[Written problem] Set every record down verbatim and omit the pictures.

____

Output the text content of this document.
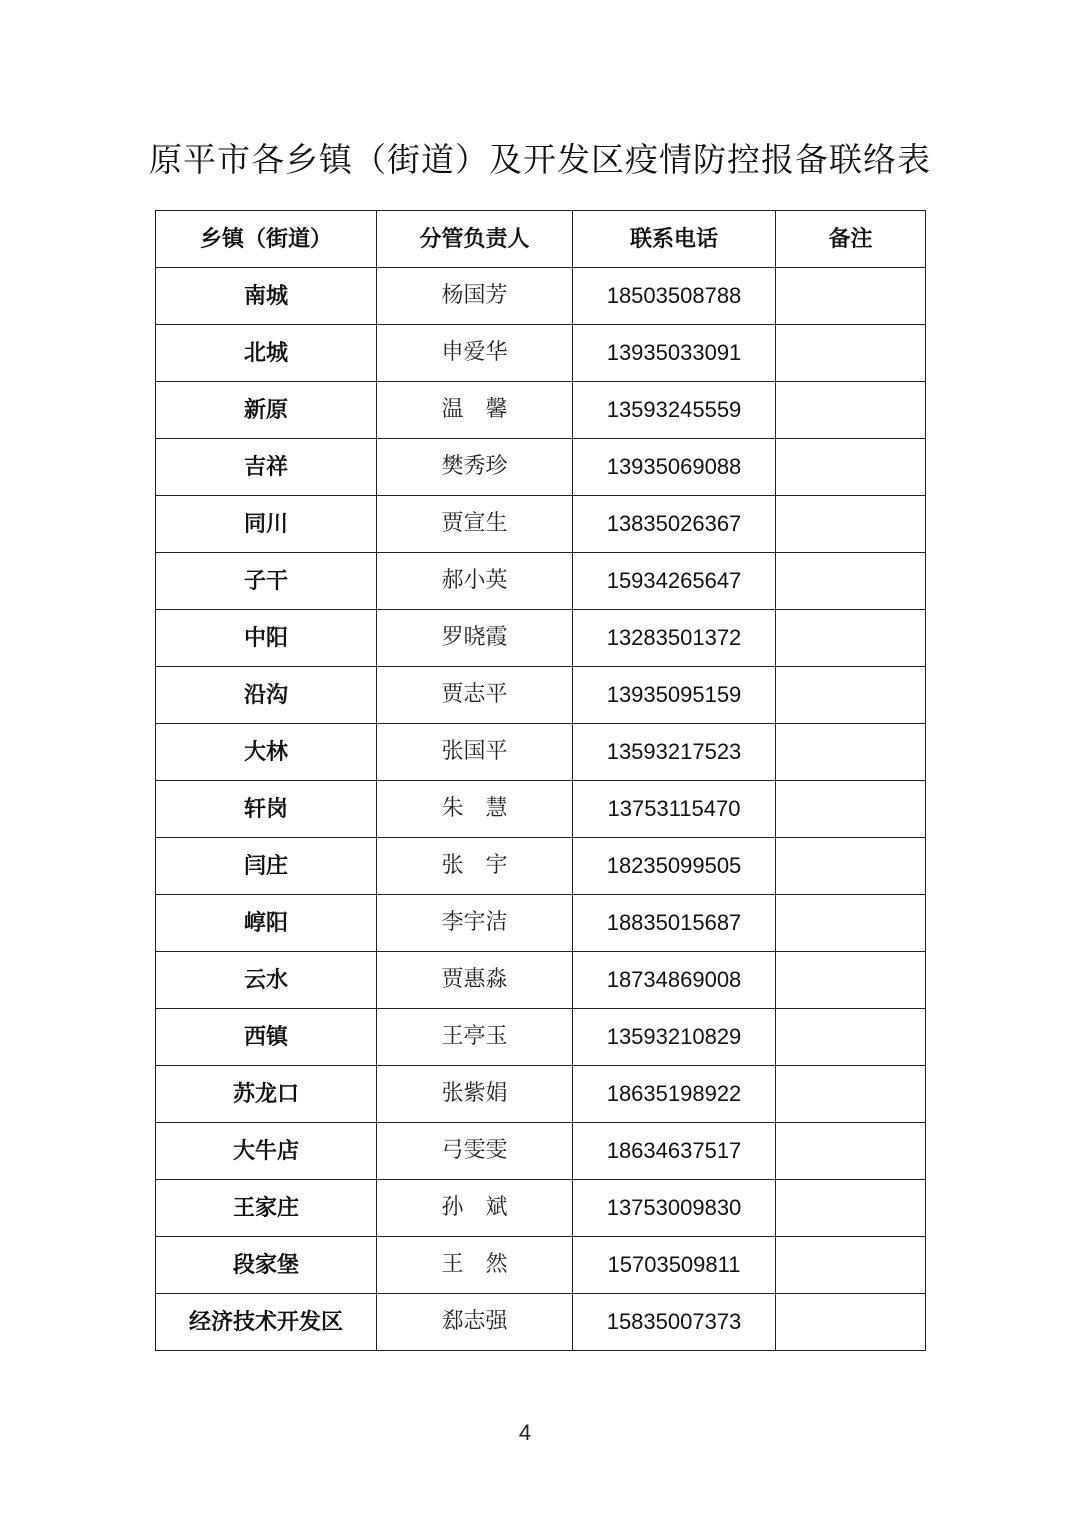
原平市各乡镇（街道）及开发区疫情防控报备联络表
乡镇（街道）	分管负责人	联系电话	备注
南城	杨国芳	18503508788	
北城	申爱华	13935033091	
新原	温　馨	13593245559	
吉祥	樊秀珍	13935069088	
同川	贾宣生	13835026367	
子干	郝小英	15934265647	
中阳	罗晓霞	13283501372	
沿沟	贾志平	13935095159	
大林	张国平	13593217523	
轩岗	朱　慧	13753115470	
闫庄	张　宇	18235099505	
崞阳	李宇洁	18835015687	
云水	贾惠淼	18734869008	
西镇	王亭玉	13593210829	
苏龙口	张紫娟	18635198922	
大牛店	弓雯雯	18634637517	
王家庄	孙　斌	13753009830	
段家堡	王　然	15703509811	
经济技术开发区	郄志强	15835007373	
4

____

[Written answer]
Output the text content of this document.
原平市各乡镇（街道）及开发区疫情防控报备联络表
乡镇（街道）	分管负责人	联系电话	备注
南城	杨国芳	18503508788	
北城	申爱华	13935033091	
新原	温　馨	13593245559	
吉祥	樊秀珍	13935069088	
同川	贾宣生	13835026367	
子干	郝小英	15934265647	
中阳	罗晓霞	13283501372	
沿沟	贾志平	13935095159	
大林	张国平	13593217523	
轩岗	朱　慧	13753115470	
闫庄	张　宇	18235099505	
崞阳	李宇洁	18835015687	
云水	贾惠淼	18734869008	
西镇	王亭玉	13593210829	
苏龙口	张紫娟	18635198922	
大牛店	弓雯雯	18634637517	
王家庄	孙　斌	13753009830	
段家堡	王　然	15703509811	
经济技术开发区	郄志强	15835007373	
4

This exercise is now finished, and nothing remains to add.